PROBLEM STATEMENT
Locate each line containing the string "indigent" and copy it out.
***** SUPPLIED DATA *****
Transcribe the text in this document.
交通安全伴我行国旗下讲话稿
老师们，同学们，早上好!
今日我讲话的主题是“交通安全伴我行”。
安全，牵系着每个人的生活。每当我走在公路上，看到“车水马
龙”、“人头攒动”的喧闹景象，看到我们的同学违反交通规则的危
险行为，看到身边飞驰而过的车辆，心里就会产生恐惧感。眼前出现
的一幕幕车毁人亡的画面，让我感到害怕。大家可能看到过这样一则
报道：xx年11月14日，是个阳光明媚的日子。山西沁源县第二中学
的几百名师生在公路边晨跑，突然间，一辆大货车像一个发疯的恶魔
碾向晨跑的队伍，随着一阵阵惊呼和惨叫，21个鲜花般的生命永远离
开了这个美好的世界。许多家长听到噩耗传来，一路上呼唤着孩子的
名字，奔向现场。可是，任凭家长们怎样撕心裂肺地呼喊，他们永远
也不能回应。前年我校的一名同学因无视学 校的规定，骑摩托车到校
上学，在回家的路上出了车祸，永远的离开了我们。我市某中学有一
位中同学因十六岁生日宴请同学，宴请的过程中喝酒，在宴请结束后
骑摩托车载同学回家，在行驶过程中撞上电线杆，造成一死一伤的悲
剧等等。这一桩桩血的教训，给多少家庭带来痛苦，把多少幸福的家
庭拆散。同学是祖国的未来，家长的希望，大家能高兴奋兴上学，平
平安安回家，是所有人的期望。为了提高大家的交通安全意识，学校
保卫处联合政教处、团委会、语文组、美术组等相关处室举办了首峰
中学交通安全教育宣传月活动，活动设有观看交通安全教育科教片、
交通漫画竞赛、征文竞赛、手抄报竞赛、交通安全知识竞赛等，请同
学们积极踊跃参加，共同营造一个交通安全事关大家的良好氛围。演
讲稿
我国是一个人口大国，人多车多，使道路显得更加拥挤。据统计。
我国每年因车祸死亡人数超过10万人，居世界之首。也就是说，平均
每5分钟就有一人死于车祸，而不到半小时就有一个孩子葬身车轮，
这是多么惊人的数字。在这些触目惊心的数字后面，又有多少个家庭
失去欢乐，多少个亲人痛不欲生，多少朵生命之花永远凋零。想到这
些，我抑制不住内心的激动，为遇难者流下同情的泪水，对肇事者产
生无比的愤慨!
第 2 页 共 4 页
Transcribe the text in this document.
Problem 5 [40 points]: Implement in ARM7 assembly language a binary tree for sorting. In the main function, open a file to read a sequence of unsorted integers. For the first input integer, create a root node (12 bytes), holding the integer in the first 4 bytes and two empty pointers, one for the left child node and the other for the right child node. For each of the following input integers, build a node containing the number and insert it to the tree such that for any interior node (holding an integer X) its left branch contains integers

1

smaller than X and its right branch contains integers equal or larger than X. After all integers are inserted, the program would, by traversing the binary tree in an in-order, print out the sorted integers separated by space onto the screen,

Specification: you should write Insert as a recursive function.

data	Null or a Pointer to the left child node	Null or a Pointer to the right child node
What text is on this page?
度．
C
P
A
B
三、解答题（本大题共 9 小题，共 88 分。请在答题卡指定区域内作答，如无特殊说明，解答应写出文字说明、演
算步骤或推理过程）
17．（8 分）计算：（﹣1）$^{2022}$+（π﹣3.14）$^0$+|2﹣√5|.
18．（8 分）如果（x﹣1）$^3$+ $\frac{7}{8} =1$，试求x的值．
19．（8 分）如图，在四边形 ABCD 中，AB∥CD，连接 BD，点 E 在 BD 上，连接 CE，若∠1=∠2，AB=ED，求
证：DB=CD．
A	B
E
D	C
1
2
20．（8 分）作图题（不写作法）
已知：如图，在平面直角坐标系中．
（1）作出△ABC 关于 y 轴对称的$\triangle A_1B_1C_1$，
*****
***** SUPPLIED DATA *****
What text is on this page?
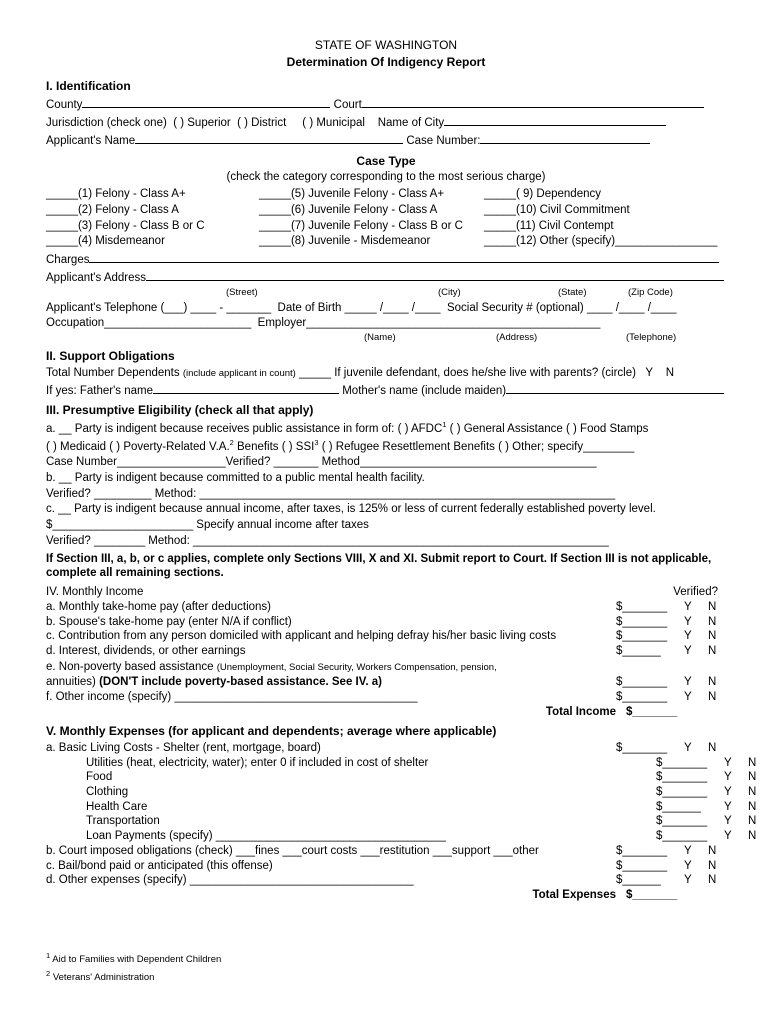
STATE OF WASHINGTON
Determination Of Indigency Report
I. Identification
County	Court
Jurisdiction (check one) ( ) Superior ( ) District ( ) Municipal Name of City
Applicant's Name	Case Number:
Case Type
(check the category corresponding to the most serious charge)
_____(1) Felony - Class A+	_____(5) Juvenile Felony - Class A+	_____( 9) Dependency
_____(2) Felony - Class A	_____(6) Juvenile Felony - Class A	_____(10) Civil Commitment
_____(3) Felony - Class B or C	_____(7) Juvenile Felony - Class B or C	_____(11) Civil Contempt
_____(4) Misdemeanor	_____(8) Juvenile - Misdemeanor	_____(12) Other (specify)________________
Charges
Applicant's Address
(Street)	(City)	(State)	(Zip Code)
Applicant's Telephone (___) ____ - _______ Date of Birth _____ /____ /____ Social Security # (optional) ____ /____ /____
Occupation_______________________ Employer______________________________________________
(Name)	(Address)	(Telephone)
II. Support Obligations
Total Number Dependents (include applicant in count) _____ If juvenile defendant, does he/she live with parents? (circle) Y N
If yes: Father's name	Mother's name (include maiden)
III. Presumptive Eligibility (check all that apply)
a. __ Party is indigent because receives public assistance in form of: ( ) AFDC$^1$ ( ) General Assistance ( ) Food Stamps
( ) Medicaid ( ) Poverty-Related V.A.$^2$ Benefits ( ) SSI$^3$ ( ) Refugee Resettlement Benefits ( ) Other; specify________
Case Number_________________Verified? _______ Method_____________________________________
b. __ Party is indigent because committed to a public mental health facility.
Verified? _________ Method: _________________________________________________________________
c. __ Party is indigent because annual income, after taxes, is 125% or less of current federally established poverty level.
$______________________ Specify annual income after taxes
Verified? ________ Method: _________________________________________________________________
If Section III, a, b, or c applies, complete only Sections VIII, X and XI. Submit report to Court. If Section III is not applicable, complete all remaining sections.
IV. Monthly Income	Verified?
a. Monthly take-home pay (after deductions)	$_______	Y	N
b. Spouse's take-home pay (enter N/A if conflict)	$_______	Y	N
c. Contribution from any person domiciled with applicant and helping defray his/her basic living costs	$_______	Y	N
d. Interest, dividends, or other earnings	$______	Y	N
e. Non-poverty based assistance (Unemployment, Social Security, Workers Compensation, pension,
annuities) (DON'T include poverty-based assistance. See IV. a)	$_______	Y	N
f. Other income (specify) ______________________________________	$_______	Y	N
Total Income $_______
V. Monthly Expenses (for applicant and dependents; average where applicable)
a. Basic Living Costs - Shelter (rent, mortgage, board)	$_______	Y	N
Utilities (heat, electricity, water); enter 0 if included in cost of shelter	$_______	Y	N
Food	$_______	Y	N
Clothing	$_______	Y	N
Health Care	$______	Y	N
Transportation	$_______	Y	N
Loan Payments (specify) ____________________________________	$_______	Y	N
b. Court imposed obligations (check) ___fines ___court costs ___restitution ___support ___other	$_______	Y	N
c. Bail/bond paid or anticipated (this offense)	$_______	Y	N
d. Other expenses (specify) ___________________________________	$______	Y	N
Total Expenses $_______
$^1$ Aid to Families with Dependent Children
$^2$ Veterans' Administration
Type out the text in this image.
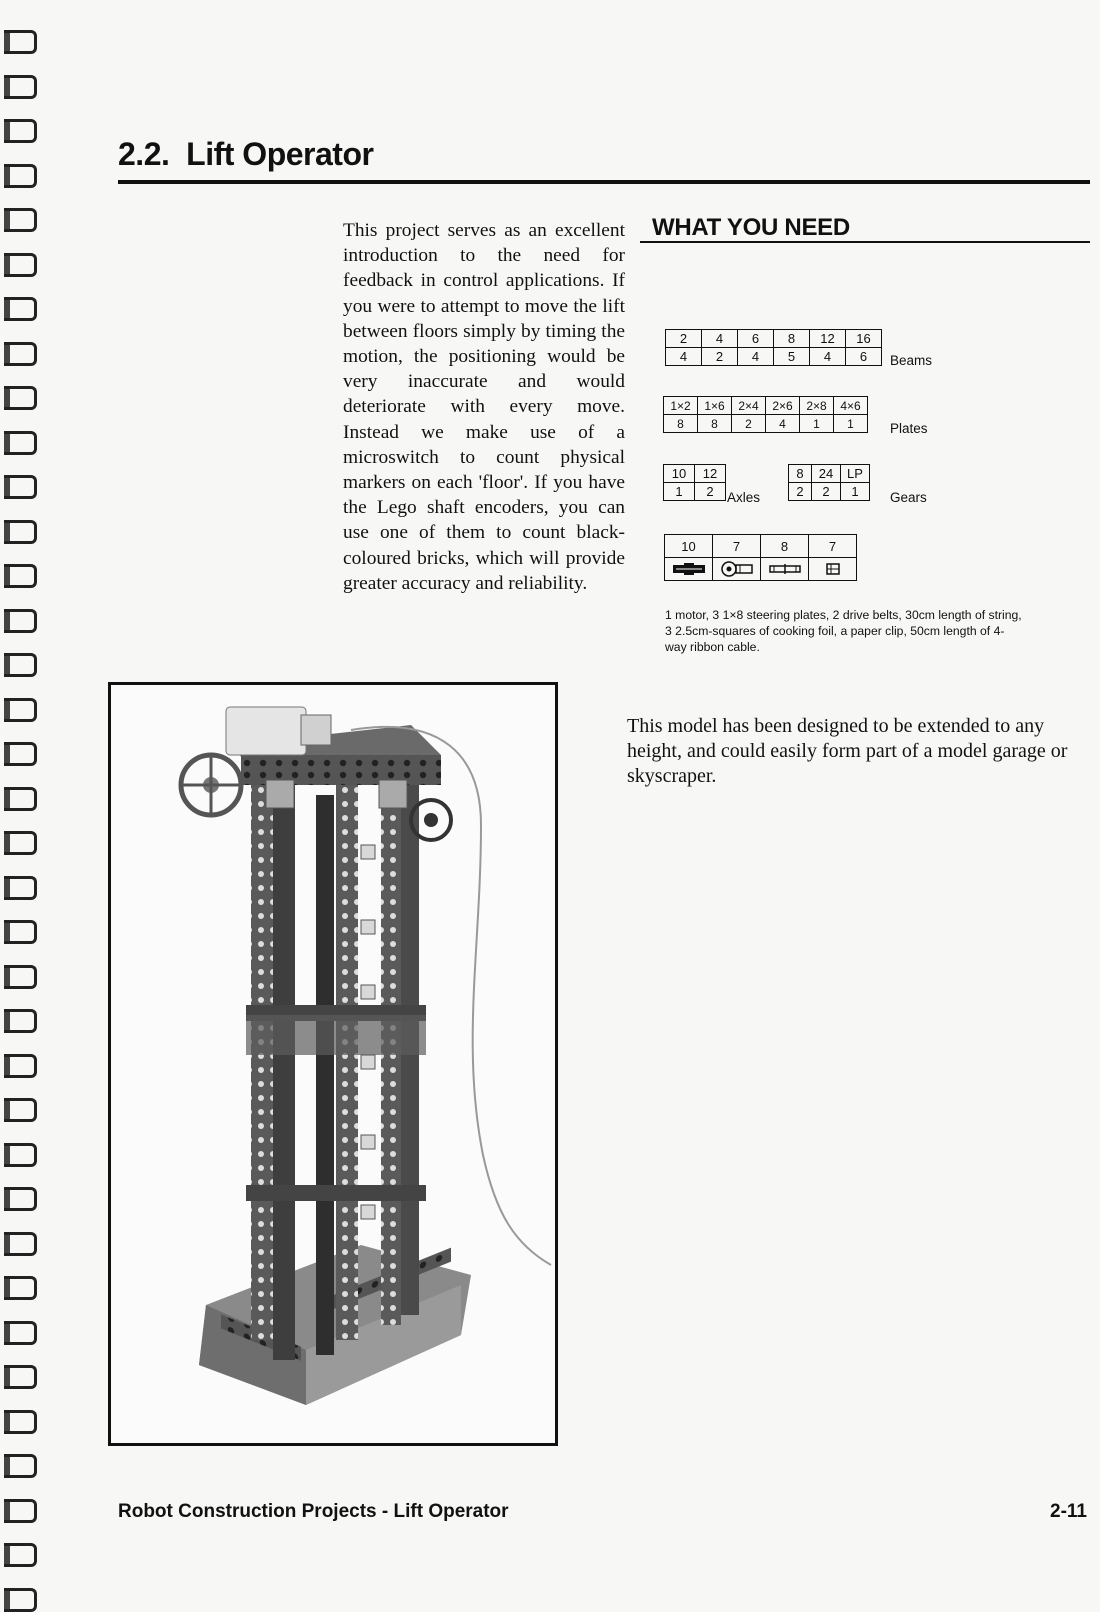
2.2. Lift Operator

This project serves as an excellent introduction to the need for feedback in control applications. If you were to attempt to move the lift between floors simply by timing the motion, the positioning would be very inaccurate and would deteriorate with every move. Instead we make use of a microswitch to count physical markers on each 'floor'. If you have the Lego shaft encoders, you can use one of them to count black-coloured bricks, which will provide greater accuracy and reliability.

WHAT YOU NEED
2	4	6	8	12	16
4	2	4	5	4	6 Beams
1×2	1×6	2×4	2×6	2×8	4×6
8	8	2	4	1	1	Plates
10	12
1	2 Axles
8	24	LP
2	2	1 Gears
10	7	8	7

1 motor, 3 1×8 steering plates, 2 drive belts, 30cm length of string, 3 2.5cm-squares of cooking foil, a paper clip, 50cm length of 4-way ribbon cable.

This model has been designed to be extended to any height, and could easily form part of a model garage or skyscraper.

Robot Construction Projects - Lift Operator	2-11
*****
ANSWER TO THE PROBLEM
a. __ Party is indigent because receives public assistance in form of: ( ) AFDC$^1$ ( ) General Assistance ( ) Food Stamps
b. __ Party is indigent because committed to a public mental health facility.
c. __ Party is indigent because annual income, after taxes, is 125% or less of current federally established poverty level.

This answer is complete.